**To be done**
Pick out the lines in the listing below that contain the word "marker" and copy them.

▶

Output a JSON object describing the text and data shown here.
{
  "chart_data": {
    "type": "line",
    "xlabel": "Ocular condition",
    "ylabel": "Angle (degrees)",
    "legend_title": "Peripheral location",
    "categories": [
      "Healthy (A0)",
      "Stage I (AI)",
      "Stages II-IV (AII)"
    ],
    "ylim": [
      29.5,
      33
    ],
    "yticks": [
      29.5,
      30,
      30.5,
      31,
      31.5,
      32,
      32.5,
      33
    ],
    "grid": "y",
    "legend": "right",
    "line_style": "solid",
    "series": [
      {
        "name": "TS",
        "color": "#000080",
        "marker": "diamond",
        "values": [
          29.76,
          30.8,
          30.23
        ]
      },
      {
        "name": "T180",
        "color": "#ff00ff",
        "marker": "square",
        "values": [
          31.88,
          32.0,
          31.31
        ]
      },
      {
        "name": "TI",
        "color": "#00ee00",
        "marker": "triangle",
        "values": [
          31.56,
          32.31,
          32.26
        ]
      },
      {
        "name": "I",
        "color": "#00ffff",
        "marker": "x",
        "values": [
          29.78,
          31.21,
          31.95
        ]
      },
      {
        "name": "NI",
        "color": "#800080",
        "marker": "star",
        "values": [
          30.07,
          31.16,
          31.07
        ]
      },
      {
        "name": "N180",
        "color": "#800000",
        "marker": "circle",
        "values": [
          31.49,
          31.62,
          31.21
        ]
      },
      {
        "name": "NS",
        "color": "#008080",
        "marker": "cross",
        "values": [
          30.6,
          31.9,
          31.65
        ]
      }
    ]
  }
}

◀

**The output**
        "marker": "diamond",
        "marker": "square",
        "marker": "triangle",
        "marker": "x",
        "marker": "star",
        "marker": "circle",
        "marker": "cross",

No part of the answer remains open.